• [Stated goal]: Return every record below exactly as written, but leave out the pictures.

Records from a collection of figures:
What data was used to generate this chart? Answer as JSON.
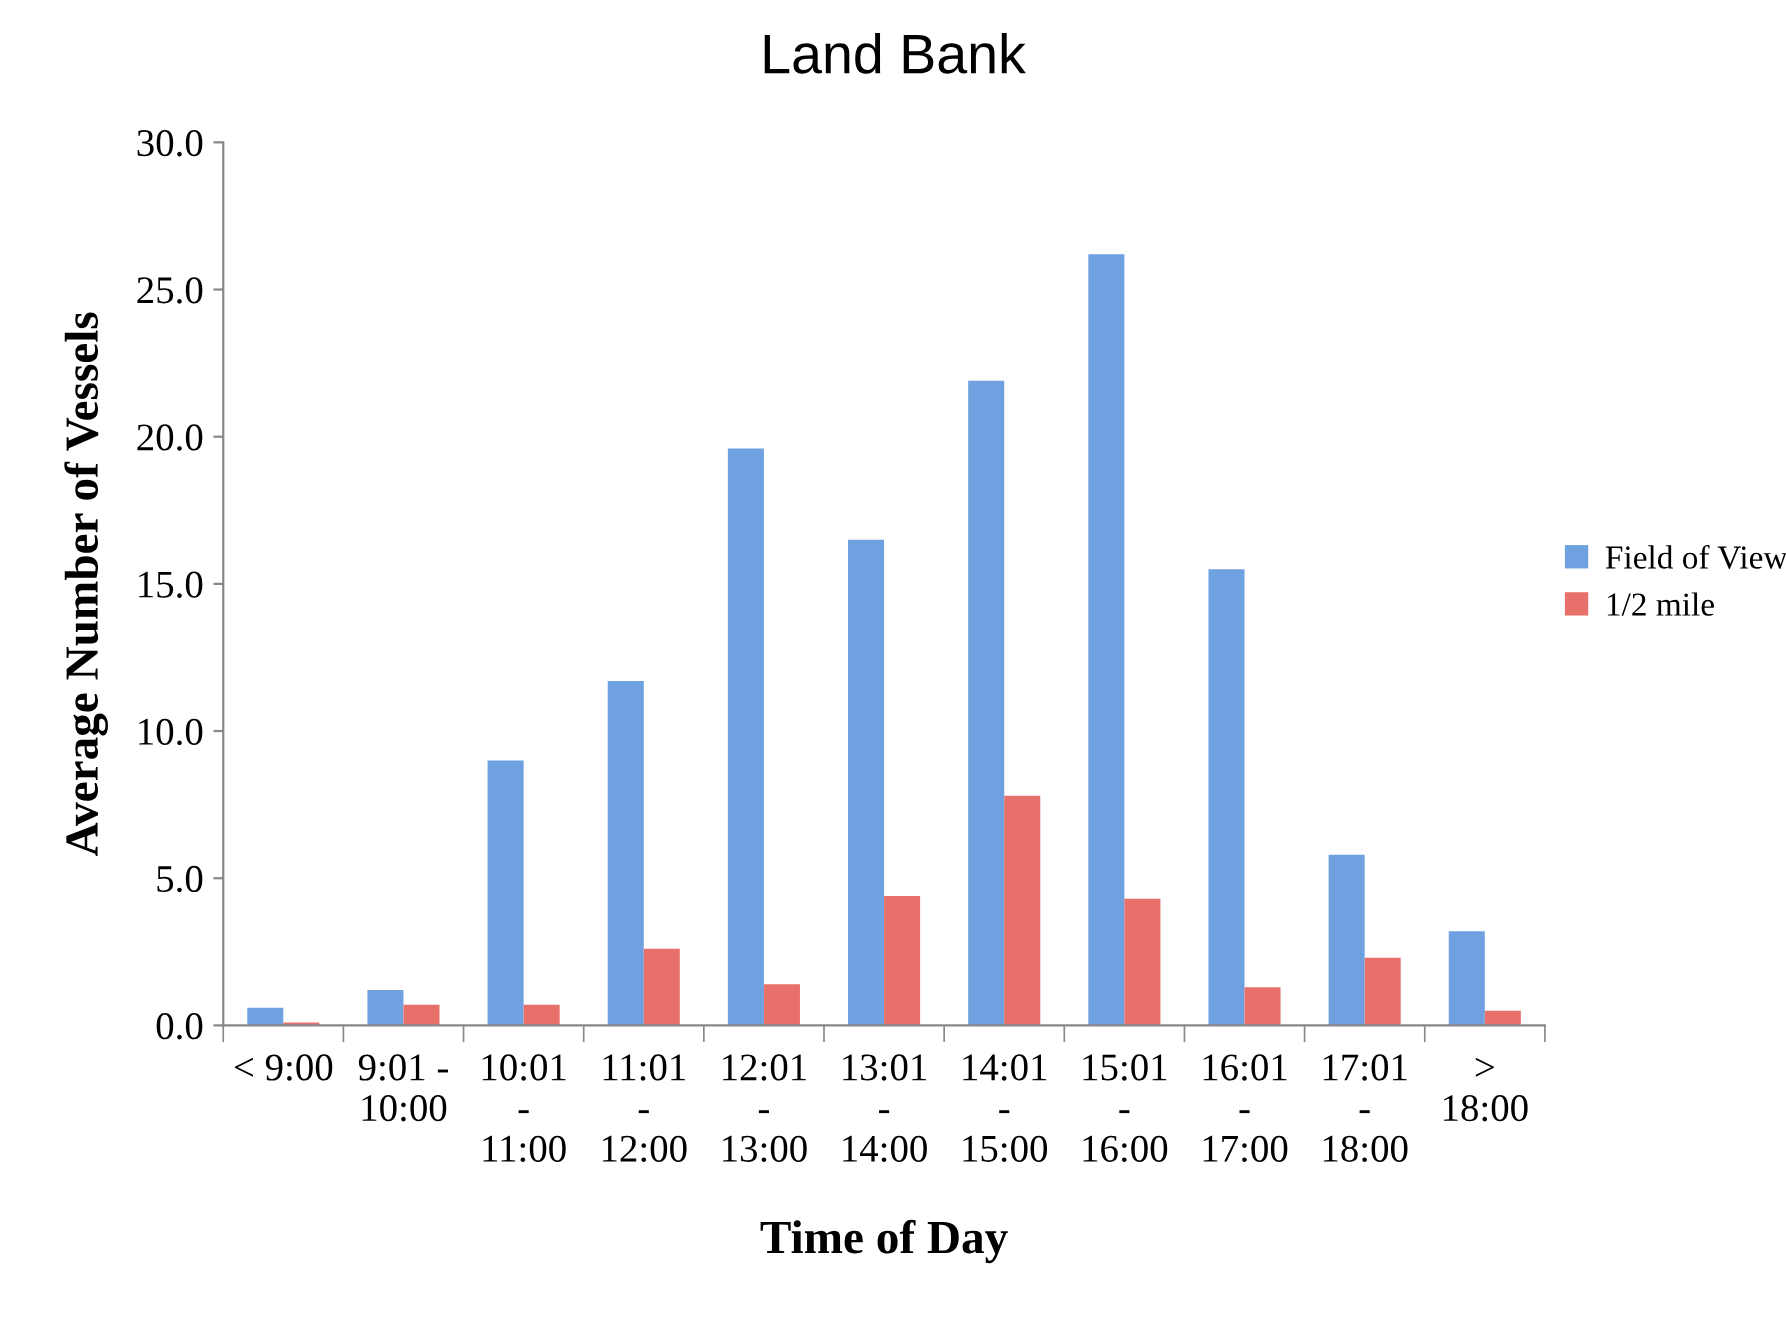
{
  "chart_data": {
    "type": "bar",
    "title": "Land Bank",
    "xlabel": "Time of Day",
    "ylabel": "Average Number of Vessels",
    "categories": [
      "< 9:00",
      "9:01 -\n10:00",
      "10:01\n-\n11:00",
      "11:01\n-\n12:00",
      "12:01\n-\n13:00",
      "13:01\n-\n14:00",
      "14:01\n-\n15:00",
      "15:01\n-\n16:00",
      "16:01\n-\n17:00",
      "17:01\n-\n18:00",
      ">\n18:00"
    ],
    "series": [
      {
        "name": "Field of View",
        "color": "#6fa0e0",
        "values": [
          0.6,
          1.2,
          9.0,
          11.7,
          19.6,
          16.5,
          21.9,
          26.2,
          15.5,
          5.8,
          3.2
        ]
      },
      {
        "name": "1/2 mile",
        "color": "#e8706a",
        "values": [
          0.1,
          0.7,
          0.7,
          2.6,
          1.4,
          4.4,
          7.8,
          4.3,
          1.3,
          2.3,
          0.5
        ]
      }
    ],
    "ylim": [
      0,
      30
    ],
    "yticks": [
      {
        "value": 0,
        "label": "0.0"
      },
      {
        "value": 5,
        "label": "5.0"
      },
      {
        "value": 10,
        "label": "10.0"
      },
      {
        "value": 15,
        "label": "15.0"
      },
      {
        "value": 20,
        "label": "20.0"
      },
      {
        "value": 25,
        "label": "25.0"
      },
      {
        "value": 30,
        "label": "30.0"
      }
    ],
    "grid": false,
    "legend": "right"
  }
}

• [Full output]:
What data was used to generate this chart? Answer as JSON.
{
  "chart_data": {
    "type": "bar",
    "title": "Land Bank",
    "xlabel": "Time of Day",
    "ylabel": "Average Number of Vessels",
    "categories": [
      "< 9:00",
      "9:01 -\n10:00",
      "10:01\n-\n11:00",
      "11:01\n-\n12:00",
      "12:01\n-\n13:00",
      "13:01\n-\n14:00",
      "14:01\n-\n15:00",
      "15:01\n-\n16:00",
      "16:01\n-\n17:00",
      "17:01\n-\n18:00",
      ">\n18:00"
    ],
    "series": [
      {
        "name": "Field of View",
        "color": "#6fa0e0",
        "values": [
          0.6,
          1.2,
          9.0,
          11.7,
          19.6,
          16.5,
          21.9,
          26.2,
          15.5,
          5.8,
          3.2
        ]
      },
      {
        "name": "1/2 mile",
        "color": "#e8706a",
        "values": [
          0.1,
          0.7,
          0.7,
          2.6,
          1.4,
          4.4,
          7.8,
          4.3,
          1.3,
          2.3,
          0.5
        ]
      }
    ],
    "ylim": [
      0,
      30
    ],
    "yticks": [
      {
        "value": 0,
        "label": "0.0"
      },
      {
        "value": 5,
        "label": "5.0"
      },
      {
        "value": 10,
        "label": "10.0"
      },
      {
        "value": 15,
        "label": "15.0"
      },
      {
        "value": 20,
        "label": "20.0"
      },
      {
        "value": 25,
        "label": "25.0"
      },
      {
        "value": 30,
        "label": "30.0"
      }
    ],
    "grid": false,
    "legend": "right"
  }
}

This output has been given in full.